▶ [Task description] From the records below, pull each line that has "Howell".

▶ [Record list]
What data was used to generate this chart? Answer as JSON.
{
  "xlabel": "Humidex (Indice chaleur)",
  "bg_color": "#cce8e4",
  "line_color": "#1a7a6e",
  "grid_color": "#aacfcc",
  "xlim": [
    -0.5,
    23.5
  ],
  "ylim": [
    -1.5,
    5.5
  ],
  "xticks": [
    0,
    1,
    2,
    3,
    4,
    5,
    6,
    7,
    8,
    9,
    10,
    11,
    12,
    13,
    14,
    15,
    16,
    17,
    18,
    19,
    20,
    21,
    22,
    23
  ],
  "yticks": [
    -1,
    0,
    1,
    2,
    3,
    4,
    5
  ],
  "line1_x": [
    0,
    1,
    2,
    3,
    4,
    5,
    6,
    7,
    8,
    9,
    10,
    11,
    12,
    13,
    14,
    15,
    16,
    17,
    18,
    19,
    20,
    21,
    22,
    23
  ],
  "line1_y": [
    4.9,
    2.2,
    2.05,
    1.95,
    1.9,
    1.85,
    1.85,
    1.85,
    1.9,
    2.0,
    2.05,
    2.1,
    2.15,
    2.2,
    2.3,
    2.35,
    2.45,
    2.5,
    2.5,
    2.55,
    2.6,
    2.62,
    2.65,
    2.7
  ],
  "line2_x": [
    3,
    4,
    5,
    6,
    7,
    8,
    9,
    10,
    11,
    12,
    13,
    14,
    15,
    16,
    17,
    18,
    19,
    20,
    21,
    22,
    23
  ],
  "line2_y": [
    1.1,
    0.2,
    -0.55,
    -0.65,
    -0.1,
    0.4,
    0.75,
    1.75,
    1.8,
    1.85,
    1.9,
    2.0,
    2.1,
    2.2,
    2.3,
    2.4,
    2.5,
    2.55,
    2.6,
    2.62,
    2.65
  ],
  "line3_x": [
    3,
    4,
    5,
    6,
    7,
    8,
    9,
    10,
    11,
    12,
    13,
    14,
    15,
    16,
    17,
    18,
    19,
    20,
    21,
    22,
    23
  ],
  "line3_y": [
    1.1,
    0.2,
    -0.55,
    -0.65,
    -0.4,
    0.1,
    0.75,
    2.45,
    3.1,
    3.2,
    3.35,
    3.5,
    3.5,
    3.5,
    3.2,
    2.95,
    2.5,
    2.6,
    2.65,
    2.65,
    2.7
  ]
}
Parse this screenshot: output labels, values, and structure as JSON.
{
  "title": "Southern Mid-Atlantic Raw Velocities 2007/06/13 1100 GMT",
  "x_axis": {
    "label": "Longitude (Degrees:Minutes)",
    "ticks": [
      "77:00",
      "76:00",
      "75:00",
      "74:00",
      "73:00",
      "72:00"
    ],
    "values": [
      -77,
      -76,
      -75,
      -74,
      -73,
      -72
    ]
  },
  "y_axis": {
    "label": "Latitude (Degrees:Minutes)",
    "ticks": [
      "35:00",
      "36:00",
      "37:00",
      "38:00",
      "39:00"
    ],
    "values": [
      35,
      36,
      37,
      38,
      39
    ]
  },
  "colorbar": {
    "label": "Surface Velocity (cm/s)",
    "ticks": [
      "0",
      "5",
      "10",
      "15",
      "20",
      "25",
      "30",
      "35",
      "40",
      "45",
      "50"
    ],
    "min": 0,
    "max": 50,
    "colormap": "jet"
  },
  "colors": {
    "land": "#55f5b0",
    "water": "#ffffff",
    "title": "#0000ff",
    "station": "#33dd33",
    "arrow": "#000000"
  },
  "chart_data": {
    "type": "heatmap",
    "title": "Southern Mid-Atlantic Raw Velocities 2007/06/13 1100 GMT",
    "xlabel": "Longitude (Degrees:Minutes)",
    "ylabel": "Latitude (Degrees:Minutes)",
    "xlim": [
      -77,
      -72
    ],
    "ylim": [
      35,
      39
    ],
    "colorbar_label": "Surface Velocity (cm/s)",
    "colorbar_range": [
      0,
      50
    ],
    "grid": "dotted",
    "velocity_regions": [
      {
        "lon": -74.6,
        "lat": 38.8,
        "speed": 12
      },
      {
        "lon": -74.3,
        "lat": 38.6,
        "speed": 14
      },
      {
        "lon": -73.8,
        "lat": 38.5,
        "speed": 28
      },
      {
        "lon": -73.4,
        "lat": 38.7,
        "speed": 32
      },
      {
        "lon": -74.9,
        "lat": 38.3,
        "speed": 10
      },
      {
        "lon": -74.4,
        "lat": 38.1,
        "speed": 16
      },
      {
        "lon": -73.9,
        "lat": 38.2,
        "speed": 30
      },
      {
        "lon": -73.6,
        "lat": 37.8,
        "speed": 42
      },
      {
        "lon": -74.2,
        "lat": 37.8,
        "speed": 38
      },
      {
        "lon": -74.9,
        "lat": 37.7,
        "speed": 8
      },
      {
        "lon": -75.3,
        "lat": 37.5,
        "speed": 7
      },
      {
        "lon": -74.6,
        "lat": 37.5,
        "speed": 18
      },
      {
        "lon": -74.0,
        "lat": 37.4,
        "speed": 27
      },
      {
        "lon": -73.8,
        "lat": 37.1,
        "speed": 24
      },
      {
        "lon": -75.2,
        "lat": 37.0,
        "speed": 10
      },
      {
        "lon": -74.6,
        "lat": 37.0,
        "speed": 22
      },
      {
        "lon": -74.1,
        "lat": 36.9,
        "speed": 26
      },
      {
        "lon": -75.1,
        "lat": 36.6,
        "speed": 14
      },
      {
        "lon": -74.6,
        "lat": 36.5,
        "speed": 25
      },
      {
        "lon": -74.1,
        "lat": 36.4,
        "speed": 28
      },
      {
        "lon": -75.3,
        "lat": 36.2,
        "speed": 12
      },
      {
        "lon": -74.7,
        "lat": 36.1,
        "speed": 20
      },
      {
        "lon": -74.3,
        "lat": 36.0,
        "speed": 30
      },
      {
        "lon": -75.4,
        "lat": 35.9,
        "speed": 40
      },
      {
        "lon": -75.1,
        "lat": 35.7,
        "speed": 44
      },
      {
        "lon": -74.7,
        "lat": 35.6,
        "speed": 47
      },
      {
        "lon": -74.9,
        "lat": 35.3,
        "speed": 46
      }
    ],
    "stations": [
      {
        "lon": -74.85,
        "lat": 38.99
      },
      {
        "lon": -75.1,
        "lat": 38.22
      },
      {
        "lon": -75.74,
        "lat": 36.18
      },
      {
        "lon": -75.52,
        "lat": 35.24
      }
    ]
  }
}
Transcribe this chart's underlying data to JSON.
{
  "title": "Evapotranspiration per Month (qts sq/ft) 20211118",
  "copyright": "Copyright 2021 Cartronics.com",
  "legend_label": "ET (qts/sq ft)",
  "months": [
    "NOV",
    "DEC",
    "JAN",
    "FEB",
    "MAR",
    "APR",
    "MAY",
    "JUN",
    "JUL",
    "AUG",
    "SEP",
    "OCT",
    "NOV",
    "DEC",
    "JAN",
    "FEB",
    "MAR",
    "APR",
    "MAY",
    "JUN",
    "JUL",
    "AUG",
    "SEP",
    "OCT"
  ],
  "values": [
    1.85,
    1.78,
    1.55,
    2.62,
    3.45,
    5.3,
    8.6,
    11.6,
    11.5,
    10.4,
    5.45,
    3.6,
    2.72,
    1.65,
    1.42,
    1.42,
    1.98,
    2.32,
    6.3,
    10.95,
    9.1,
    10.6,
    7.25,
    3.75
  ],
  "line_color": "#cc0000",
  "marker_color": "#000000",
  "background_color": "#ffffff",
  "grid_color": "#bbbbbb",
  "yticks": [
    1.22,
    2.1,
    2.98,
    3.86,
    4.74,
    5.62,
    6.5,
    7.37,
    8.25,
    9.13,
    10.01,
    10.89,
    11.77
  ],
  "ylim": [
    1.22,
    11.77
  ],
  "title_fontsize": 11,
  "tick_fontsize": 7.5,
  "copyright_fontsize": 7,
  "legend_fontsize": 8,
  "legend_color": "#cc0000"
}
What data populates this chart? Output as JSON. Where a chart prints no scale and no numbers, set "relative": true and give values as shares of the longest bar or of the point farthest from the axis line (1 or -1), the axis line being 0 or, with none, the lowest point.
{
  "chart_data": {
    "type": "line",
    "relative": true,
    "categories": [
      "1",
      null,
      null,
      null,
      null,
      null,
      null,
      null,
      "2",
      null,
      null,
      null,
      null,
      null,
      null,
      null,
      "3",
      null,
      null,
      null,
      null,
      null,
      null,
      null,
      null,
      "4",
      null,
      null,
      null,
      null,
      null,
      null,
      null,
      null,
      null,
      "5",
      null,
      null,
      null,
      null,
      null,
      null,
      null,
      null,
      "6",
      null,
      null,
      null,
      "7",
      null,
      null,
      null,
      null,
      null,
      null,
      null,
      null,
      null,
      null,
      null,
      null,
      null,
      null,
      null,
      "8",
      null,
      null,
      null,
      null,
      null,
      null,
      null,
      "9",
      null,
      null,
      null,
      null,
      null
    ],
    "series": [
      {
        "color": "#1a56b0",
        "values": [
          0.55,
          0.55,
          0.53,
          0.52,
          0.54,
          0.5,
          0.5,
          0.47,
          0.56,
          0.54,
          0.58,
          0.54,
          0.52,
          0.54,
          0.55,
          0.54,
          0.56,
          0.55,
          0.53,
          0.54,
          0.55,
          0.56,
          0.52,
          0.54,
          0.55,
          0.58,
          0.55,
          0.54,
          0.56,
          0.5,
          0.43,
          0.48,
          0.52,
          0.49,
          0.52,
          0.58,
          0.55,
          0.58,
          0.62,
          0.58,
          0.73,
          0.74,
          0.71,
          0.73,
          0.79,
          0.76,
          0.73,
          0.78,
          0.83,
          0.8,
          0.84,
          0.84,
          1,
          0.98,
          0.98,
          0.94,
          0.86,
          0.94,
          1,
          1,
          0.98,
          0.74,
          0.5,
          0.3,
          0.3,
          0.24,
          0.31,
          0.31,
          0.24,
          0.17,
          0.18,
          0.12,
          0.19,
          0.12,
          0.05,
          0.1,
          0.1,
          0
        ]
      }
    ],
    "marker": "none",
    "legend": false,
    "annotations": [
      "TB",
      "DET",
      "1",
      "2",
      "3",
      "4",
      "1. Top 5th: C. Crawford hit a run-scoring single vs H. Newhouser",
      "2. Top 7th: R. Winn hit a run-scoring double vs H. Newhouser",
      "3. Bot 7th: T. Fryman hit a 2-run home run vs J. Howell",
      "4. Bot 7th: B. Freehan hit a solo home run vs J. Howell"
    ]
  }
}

▶ [Problem solution]
      "3. Bot 7th: T. Fryman hit a 2-run home run vs J. Howell",
      "4. Bot 7th: B. Freehan hit a solo home run vs J. Howell"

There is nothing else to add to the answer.